Request –
From the listing below, extract every line containing "Estado".

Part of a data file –
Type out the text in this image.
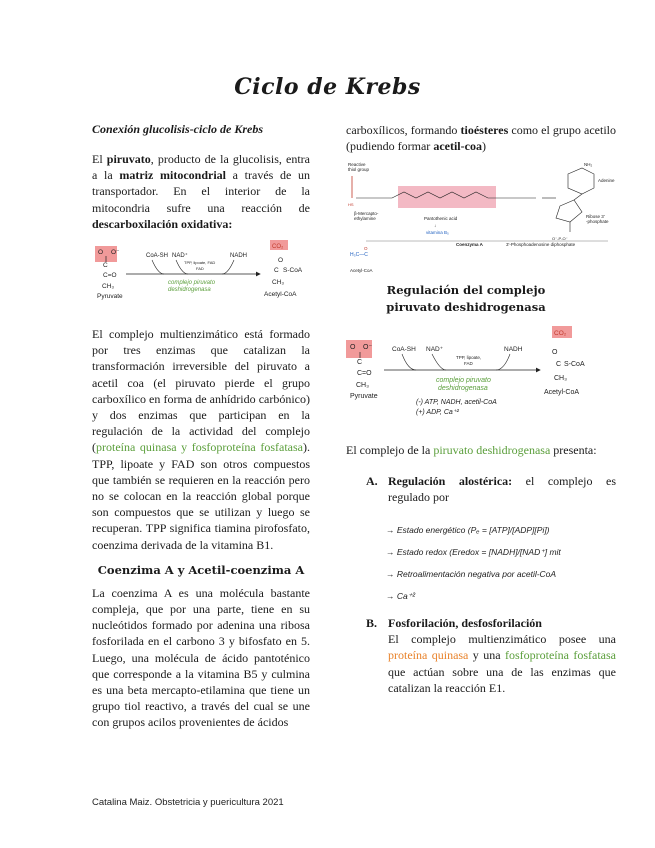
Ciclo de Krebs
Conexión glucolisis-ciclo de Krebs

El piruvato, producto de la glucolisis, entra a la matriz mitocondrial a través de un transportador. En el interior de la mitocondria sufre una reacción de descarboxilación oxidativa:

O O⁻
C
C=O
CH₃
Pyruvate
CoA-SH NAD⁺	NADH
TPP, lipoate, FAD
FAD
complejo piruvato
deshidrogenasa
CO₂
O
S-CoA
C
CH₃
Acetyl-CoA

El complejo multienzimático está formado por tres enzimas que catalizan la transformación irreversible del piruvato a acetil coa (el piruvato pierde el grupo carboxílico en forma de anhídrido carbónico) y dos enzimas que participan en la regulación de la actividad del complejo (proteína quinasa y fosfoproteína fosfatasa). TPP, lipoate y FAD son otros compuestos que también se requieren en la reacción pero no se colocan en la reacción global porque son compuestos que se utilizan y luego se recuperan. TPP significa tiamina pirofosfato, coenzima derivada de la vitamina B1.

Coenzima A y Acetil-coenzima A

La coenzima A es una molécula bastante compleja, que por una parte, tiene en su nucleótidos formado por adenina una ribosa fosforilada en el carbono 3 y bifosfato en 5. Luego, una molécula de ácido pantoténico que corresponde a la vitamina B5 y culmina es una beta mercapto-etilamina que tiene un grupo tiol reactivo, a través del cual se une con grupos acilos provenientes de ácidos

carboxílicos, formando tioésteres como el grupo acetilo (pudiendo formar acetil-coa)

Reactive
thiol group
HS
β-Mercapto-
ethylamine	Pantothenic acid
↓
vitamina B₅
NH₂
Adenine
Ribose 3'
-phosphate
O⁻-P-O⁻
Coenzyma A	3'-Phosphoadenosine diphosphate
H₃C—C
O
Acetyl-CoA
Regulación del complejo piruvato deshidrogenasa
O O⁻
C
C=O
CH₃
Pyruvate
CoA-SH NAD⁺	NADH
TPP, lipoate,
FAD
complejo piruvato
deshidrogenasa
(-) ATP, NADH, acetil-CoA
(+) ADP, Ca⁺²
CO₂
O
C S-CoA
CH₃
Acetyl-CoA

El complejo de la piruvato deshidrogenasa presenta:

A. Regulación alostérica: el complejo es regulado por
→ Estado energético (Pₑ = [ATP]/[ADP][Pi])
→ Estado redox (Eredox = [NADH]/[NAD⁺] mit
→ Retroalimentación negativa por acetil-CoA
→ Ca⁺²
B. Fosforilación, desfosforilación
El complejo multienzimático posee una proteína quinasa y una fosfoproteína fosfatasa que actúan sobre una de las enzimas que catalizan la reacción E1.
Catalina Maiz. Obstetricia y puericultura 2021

Written reply –
→ Estado energético (Pₑ = [ATP]/[ADP][Pi])
→ Estado redox (Eredox = [NADH]/[NAD⁺] mit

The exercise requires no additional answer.